• _What you have to do_
Every line of the material is to be quoted verbatim, minus the pictures.
•••••
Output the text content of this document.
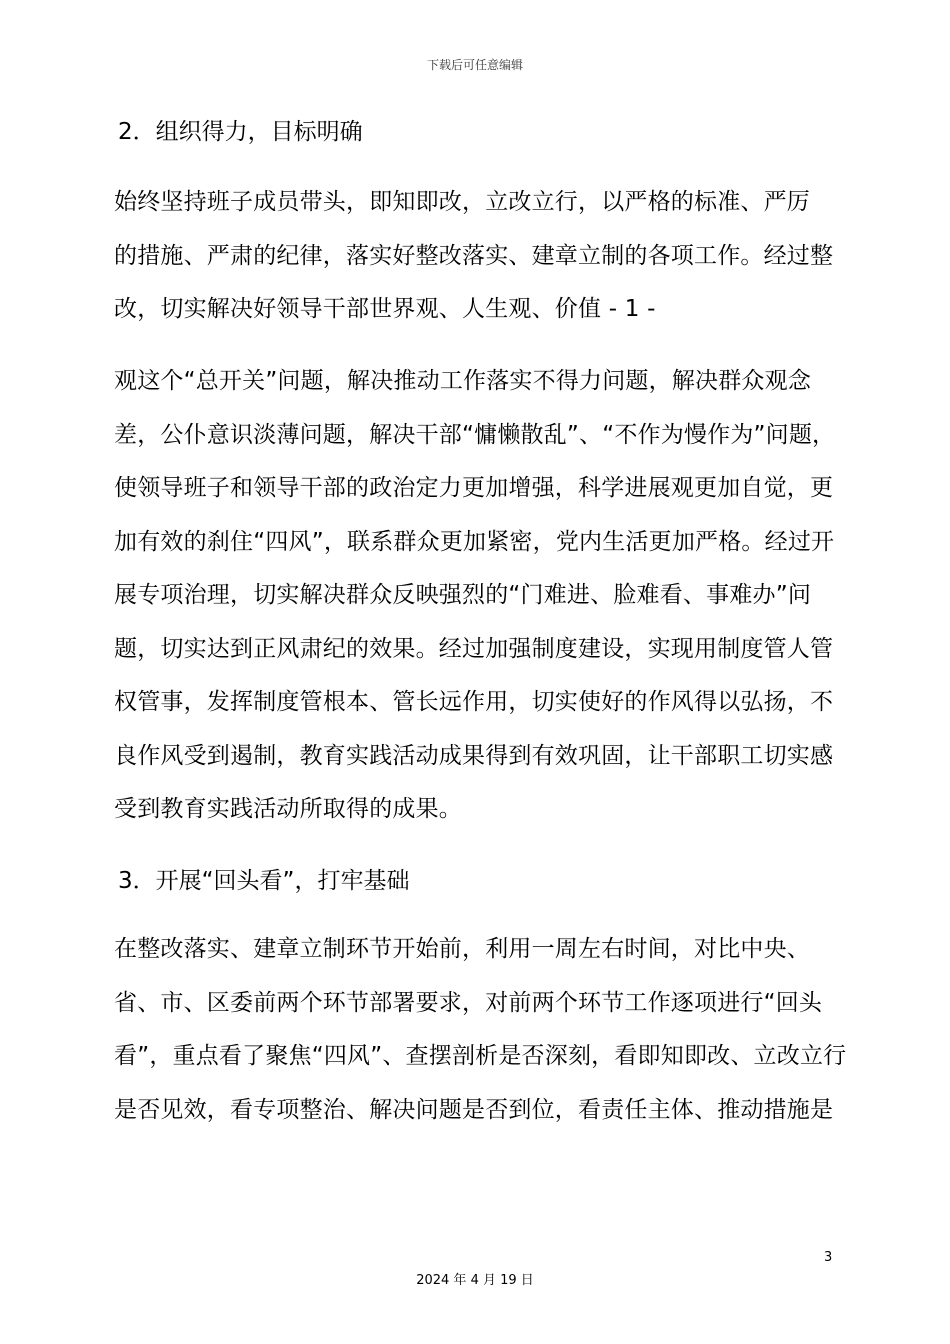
下载后可任意编辑
2．组织得力，目标明确
始终坚持班子成员带头，即知即改，立改立行，以严格的标准、严厉
的措施、严肃的纪律，落实好整改落实、建章立制的各项工作。经过整
改，切实解决好领导干部世界观、人生观、价值 - 1 -
观这个“总开关”问题，解决推动工作落实不得力问题，解决群众观念
差，公仆意识淡薄问题，解决干部“慵懒散乱”、“不作为慢作为”问题，
使领导班子和领导干部的政治定力更加增强，科学进展观更加自觉，更
加有效的刹住“四风”，联系群众更加紧密，党内生活更加严格。经过开
展专项治理，切实解决群众反映强烈的“门难进、脸难看、事难办”问
题，切实达到正风肃纪的效果。经过加强制度建设，实现用制度管人管
权管事，发挥制度管根本、管长远作用，切实使好的作风得以弘扬，不
良作风受到遏制，教育实践活动成果得到有效巩固，让干部职工切实感
受到教育实践活动所取得的成果。
3．开展“回头看”，打牢基础
在整改落实、建章立制环节开始前，利用一周左右时间，对比中央、
省、市、区委前两个环节部署要求，对前两个环节工作逐项进行“回头
看”，重点看了聚焦“四风”、查摆剖析是否深刻，看即知即改、立改立行
是否见效，看专项整治、解决问题是否到位，看责任主体、推动措施是
3
2024 年 4 月 19 日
•••••
• _Exercise answer_
Output the text content of this document.
下载后可任意编辑
2．组织得力，目标明确
始终坚持班子成员带头，即知即改，立改立行，以严格的标准、严厉
的措施、严肃的纪律，落实好整改落实、建章立制的各项工作。经过整
改，切实解决好领导干部世界观、人生观、价值 - 1 -
观这个“总开关”问题，解决推动工作落实不得力问题，解决群众观念
差，公仆意识淡薄问题，解决干部“慵懒散乱”、“不作为慢作为”问题，
使领导班子和领导干部的政治定力更加增强，科学进展观更加自觉，更
加有效的刹住“四风”，联系群众更加紧密，党内生活更加严格。经过开
展专项治理，切实解决群众反映强烈的“门难进、脸难看、事难办”问
题，切实达到正风肃纪的效果。经过加强制度建设，实现用制度管人管
权管事，发挥制度管根本、管长远作用，切实使好的作风得以弘扬，不
良作风受到遏制，教育实践活动成果得到有效巩固，让干部职工切实感
受到教育实践活动所取得的成果。
3．开展“回头看”，打牢基础
在整改落实、建章立制环节开始前，利用一周左右时间，对比中央、
省、市、区委前两个环节部署要求，对前两个环节工作逐项进行“回头
看”，重点看了聚焦“四风”、查摆剖析是否深刻，看即知即改、立改立行
是否见效，看专项整治、解决问题是否到位，看责任主体、推动措施是
3
2024 年 4 月 19 日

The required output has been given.